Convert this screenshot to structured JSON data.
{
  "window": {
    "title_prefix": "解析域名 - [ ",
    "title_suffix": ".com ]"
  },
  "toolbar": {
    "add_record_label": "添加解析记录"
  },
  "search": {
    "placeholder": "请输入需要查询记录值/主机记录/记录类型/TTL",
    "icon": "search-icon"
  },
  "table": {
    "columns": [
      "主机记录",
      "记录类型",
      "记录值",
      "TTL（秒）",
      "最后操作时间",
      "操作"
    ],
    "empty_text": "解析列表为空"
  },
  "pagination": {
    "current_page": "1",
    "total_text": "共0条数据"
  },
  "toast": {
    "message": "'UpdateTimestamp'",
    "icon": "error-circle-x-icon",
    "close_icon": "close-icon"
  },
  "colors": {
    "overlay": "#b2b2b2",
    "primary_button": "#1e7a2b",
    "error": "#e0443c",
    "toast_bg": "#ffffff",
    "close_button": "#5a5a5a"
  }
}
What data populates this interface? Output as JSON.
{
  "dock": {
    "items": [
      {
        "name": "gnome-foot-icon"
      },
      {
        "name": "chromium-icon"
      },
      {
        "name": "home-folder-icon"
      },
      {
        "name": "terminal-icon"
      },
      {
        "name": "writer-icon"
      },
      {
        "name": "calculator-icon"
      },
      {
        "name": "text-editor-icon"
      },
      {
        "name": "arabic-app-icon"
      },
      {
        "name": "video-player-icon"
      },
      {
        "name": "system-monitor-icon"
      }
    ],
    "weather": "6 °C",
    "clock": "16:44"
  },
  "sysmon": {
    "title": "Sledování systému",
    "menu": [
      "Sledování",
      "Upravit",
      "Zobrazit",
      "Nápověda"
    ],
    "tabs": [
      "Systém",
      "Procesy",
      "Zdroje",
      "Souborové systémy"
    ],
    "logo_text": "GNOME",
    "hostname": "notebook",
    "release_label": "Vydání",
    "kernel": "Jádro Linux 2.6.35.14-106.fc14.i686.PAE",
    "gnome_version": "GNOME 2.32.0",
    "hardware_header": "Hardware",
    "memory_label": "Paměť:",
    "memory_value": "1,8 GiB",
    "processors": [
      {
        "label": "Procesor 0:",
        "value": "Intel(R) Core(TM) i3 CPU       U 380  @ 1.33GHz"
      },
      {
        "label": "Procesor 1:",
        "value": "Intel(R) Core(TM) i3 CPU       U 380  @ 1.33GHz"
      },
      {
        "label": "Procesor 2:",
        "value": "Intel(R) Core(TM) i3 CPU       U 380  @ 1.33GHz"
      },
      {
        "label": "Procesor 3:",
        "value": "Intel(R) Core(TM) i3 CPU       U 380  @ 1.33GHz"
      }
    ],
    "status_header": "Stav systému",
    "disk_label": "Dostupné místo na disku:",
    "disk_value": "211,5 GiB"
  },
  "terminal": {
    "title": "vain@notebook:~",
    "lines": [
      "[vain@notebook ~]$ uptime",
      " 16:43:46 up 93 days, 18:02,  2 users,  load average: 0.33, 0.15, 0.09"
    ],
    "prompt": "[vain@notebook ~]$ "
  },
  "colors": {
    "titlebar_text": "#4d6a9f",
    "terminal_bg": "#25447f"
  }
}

• **EXERCISE INSTRUCTIONS**: Return the material exactly as it stands.

• **WORKED SOLUTION**:
Convert this screenshot to structured JSON data.
{
  "window": {
    "title_prefix": "解析域名 - [ ",
    "title_suffix": ".com ]"
  },
  "toolbar": {
    "add_record_label": "添加解析记录"
  },
  "search": {
    "placeholder": "请输入需要查询记录值/主机记录/记录类型/TTL",
    "icon": "search-icon"
  },
  "table": {
    "columns": [
      "主机记录",
      "记录类型",
      "记录值",
      "TTL（秒）",
      "最后操作时间",
      "操作"
    ],
    "empty_text": "解析列表为空"
  },
  "pagination": {
    "current_page": "1",
    "total_text": "共0条数据"
  },
  "toast": {
    "message": "'UpdateTimestamp'",
    "icon": "error-circle-x-icon",
    "close_icon": "close-icon"
  },
  "colors": {
    "overlay": "#b2b2b2",
    "primary_button": "#1e7a2b",
    "error": "#e0443c",
    "toast_bg": "#ffffff",
    "close_button": "#5a5a5a"
  }
}
What data populates this interface? Output as JSON.
{
  "dock": {
    "items": [
      {
        "name": "gnome-foot-icon"
      },
      {
        "name": "chromium-icon"
      },
      {
        "name": "home-folder-icon"
      },
      {
        "name": "terminal-icon"
      },
      {
        "name": "writer-icon"
      },
      {
        "name": "calculator-icon"
      },
      {
        "name": "text-editor-icon"
      },
      {
        "name": "arabic-app-icon"
      },
      {
        "name": "video-player-icon"
      },
      {
        "name": "system-monitor-icon"
      }
    ],
    "weather": "6 °C",
    "clock": "16:44"
  },
  "sysmon": {
    "title": "Sledování systému",
    "menu": [
      "Sledování",
      "Upravit",
      "Zobrazit",
      "Nápověda"
    ],
    "tabs": [
      "Systém",
      "Procesy",
      "Zdroje",
      "Souborové systémy"
    ],
    "logo_text": "GNOME",
    "hostname": "notebook",
    "release_label": "Vydání",
    "kernel": "Jádro Linux 2.6.35.14-106.fc14.i686.PAE",
    "gnome_version": "GNOME 2.32.0",
    "hardware_header": "Hardware",
    "memory_label": "Paměť:",
    "memory_value": "1,8 GiB",
    "processors": [
      {
        "label": "Procesor 0:",
        "value": "Intel(R) Core(TM) i3 CPU       U 380  @ 1.33GHz"
      },
      {
        "label": "Procesor 1:",
        "value": "Intel(R) Core(TM) i3 CPU       U 380  @ 1.33GHz"
      },
      {
        "label": "Procesor 2:",
        "value": "Intel(R) Core(TM) i3 CPU       U 380  @ 1.33GHz"
      },
      {
        "label": "Procesor 3:",
        "value": "Intel(R) Core(TM) i3 CPU       U 380  @ 1.33GHz"
      }
    ],
    "status_header": "Stav systému",
    "disk_label": "Dostupné místo na disku:",
    "disk_value": "211,5 GiB"
  },
  "terminal": {
    "title": "vain@notebook:~",
    "lines": [
      "[vain@notebook ~]$ uptime",
      " 16:43:46 up 93 days, 18:02,  2 users,  load average: 0.33, 0.15, 0.09"
    ],
    "prompt": "[vain@notebook ~]$ "
  },
  "colors": {
    "titlebar_text": "#4d6a9f",
    "terminal_bg": "#25447f"
  }
}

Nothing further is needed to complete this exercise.